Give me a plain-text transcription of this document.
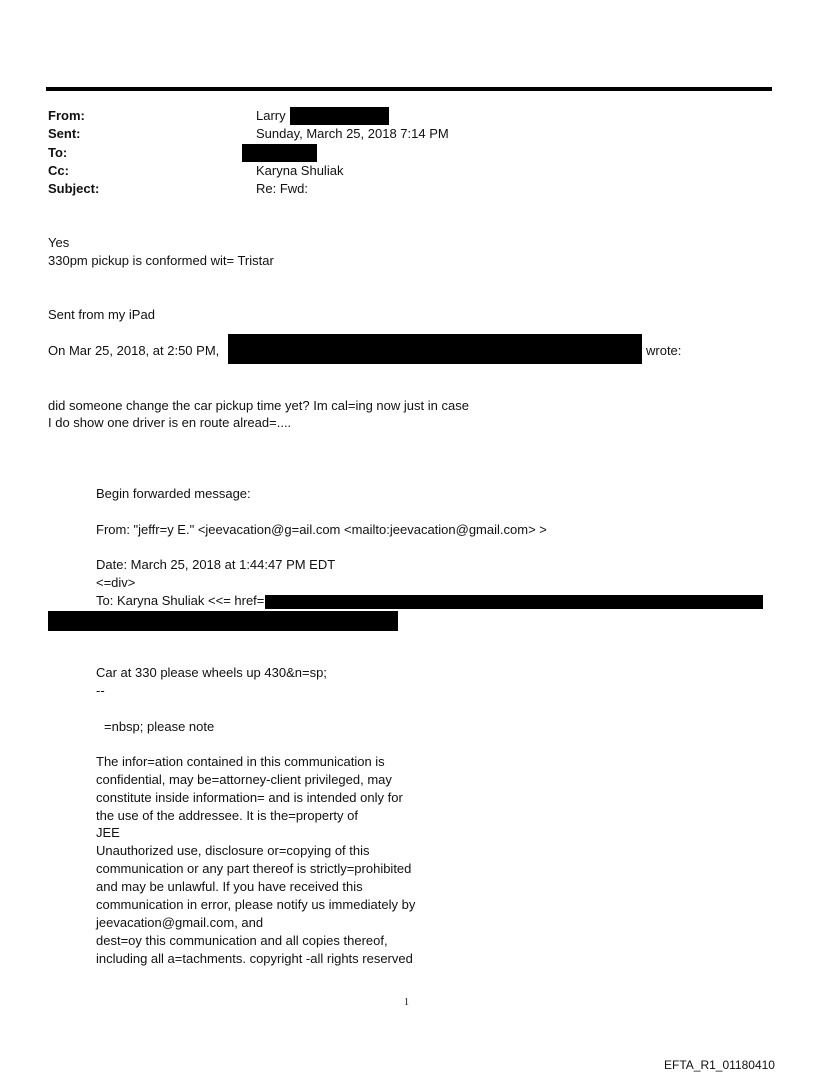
From:	Larry
Sent:	Sunday, March 25, 2018 7:14 PM
To:
Cc:	Karyna Shuliak
Subject:	Re: Fwd:
Yes
330pm pickup is conformed wit= Tristar
Sent from my iPad
On Mar 25, 2018, at 2:50 PM,	wrote:
did someone change the car pickup time yet? Im cal=ing now just in case
I do show one driver is en route alread=....
Begin forwarded message:
From: "jeffr=y E." <jeevacation@g=ail.com <mailto:jeevacation@gmail.com> >
Date: March 25, 2018 at 1:44:47 PM EDT
<=div>
To: Karyna Shuliak <<= href=
Car at 330 please wheels up 430&n=sp;
--
=nbsp; please note
The infor=ation contained in this communication is
confidential, may be=attorney-client privileged, may
constitute inside information= and is intended only for
the use of the addressee. It is the=property of
JEE
Unauthorized use, disclosure or=copying of this
communication or any part thereof is strictly=prohibited
and may be unlawful. If you have received this
communication in error, please notify us immediately by
jeevacation@gmail.com, and
dest=oy this communication and all copies thereof,
including all a=tachments. copyright -all rights reserved
1
EFTA_R1_01180410
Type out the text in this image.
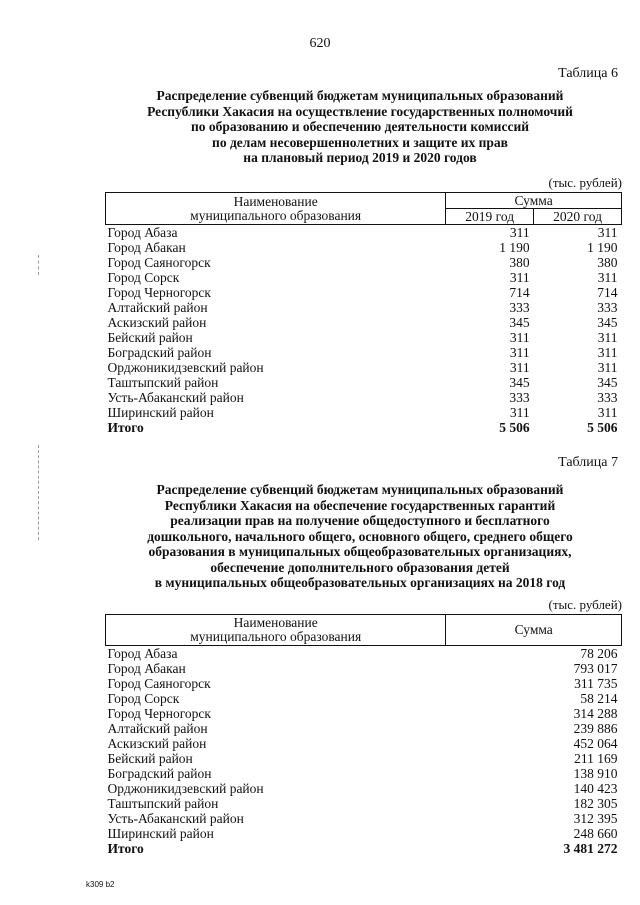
620
Таблица 6
Распределение субвенций бюджетам муниципальных образований
Республики Хакасия на осуществление государственных полномочий
по образованию и обеспечению деятельности комиссий
по делам несовершеннолетних и защите их прав
на плановый период 2019 и 2020 годов
(тыс. рублей)
Наименование
муниципального образования	Сумма	
	2019 год	2020 год
Город Абаза	311	311
Город Абакан	1 190	1 190
Город Саяногорск	380	380
Город Сорск	311	311
Город Черногорск	714	714
Алтайский район	333	333
Аскизский район	345	345
Бейский район	311	311
Боградский район	311	311
Орджоникидзевский район	311	311
Таштыпский район	345	345
Усть-Абаканский район	333	333
Ширинский район	311	311
Итого	5 506	5 506
Таблица 7
Распределение субвенций бюджетам муниципальных образований
Республики Хакасия на обеспечение государственных гарантий
реализации прав на получение общедоступного и бесплатного
дошкольного, начального общего, основного общего, среднего общего
образования в муниципальных общеобразовательных организациях,
обеспечение дополнительного образования детей
в муниципальных общеобразовательных организациях на 2018 год
(тыс. рублей)
Наименование
муниципального образования	Сумма
Город Абаза	78 206
Город Абакан	793 017
Город Саяногорск	311 735
Город Сорск	58 214
Город Черногорск	314 288
Алтайский район	239 886
Аскизский район	452 064
Бейский район	211 169
Боградский район	138 910
Орджоникидзевский район	140 423
Таштыпский район	182 305
Усть-Абаканский район	312 395
Ширинский район	248 660
Итого	3 481 272
k309 b2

···

» The exercise: Search the listing for the word "прав" and return each line that holds it.

» Expected answer:
по делам несовершеннолетних и защите их прав
реализации прав на получение общедоступного и бесплатного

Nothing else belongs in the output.